→ Problem: Copy every line from the data below in which the string "tlama" can be found.
______________________________
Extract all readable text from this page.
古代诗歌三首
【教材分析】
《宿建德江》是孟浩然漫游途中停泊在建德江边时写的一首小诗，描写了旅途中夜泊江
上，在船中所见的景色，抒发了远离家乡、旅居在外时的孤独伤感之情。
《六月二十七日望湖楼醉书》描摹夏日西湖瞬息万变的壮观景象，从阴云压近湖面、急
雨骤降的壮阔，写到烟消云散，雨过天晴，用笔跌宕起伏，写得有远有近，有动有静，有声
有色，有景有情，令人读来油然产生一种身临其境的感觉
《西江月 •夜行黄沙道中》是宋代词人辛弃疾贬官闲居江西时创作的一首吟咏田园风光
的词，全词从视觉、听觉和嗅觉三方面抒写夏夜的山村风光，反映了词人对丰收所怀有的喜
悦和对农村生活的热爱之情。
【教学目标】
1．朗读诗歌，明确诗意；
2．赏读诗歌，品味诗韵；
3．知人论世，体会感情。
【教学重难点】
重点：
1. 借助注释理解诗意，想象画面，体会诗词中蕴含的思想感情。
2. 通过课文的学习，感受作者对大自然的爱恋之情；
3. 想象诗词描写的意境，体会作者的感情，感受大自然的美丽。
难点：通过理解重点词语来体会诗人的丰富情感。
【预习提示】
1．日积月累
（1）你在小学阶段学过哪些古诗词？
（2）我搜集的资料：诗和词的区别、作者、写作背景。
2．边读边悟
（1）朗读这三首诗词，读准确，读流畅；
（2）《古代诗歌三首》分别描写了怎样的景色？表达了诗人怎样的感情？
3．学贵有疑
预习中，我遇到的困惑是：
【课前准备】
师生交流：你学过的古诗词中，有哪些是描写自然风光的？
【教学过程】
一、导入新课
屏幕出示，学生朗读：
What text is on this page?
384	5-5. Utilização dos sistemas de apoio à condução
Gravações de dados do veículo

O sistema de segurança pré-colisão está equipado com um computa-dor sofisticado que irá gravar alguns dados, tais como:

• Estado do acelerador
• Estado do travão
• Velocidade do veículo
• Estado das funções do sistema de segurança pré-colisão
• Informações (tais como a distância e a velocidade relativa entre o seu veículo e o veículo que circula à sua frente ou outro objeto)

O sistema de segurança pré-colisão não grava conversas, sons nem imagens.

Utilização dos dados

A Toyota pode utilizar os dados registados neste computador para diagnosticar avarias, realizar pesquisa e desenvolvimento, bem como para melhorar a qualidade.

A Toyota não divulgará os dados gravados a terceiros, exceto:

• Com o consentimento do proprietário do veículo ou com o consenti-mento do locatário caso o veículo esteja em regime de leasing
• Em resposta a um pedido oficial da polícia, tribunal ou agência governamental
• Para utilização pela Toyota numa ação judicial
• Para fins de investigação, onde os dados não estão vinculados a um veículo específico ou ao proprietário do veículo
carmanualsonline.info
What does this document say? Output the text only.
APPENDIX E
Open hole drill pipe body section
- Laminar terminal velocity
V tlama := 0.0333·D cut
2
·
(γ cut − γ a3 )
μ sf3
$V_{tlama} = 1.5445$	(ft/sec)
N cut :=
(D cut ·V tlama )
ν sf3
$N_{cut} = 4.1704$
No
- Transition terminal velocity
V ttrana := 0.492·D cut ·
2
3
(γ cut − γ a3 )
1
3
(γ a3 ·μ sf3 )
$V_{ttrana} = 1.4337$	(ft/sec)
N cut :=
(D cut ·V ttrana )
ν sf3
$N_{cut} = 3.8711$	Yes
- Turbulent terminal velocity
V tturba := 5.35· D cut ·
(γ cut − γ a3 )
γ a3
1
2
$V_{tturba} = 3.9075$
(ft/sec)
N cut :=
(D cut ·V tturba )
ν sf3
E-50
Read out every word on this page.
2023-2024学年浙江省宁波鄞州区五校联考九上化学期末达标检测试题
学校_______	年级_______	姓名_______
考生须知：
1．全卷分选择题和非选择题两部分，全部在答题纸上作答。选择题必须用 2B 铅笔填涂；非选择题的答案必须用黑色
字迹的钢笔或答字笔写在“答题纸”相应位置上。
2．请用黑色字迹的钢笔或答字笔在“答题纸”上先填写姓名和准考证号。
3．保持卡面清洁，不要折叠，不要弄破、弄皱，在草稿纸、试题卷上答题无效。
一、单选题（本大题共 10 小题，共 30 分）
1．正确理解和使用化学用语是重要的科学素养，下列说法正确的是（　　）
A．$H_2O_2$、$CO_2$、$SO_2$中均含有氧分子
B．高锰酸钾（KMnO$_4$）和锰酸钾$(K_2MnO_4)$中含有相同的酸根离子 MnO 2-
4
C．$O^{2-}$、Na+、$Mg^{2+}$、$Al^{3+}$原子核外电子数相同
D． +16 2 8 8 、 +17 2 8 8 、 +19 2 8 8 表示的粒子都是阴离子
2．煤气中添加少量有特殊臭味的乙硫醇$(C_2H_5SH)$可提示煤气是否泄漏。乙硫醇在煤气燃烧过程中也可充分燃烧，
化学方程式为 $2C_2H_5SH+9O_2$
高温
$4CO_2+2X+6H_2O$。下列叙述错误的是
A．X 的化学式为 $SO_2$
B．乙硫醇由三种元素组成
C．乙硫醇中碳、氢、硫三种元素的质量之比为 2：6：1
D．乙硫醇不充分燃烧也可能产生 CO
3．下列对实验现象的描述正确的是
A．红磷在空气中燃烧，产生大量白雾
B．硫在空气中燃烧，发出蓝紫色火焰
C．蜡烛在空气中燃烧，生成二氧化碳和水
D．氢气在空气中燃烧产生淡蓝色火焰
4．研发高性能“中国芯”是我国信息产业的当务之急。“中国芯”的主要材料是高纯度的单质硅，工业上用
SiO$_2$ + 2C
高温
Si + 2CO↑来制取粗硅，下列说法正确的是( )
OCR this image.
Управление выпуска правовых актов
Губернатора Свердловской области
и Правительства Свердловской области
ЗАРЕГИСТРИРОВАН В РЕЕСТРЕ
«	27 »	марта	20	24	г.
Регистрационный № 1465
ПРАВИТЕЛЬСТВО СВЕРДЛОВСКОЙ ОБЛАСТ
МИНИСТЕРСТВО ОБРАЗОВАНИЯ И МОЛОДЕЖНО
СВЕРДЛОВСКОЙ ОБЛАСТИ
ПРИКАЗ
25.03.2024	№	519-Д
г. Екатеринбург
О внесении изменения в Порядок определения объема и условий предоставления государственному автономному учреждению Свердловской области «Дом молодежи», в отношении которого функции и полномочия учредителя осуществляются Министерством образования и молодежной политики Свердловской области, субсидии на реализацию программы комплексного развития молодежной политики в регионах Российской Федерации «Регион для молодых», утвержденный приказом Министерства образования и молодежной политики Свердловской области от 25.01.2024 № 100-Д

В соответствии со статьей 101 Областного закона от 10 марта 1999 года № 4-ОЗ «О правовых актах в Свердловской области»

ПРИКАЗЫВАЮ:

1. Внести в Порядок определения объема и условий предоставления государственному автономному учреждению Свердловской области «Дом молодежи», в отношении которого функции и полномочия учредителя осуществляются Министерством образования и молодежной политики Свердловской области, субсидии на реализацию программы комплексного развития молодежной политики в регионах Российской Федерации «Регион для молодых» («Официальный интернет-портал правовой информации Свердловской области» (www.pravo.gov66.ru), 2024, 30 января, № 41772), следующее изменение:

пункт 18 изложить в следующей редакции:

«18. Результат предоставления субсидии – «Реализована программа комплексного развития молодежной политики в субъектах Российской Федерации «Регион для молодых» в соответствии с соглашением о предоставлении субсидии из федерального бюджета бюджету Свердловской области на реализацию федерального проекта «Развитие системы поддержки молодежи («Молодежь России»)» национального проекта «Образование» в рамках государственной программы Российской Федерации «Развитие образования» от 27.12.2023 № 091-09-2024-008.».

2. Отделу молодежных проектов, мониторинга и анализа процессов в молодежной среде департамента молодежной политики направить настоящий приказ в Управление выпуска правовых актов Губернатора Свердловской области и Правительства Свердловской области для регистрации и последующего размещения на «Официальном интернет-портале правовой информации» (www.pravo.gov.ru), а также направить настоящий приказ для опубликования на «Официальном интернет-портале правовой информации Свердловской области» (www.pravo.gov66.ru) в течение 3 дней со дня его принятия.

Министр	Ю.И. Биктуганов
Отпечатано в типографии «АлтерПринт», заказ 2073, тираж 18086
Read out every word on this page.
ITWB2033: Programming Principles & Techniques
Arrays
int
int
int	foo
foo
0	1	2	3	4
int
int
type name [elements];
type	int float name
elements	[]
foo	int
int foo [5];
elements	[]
______________________________
→ Answer to this exercise:
V tlama := 0.0333·D cut
$V_{tlama} = 1.5445$	(ft/sec)
(D cut ·V tlama )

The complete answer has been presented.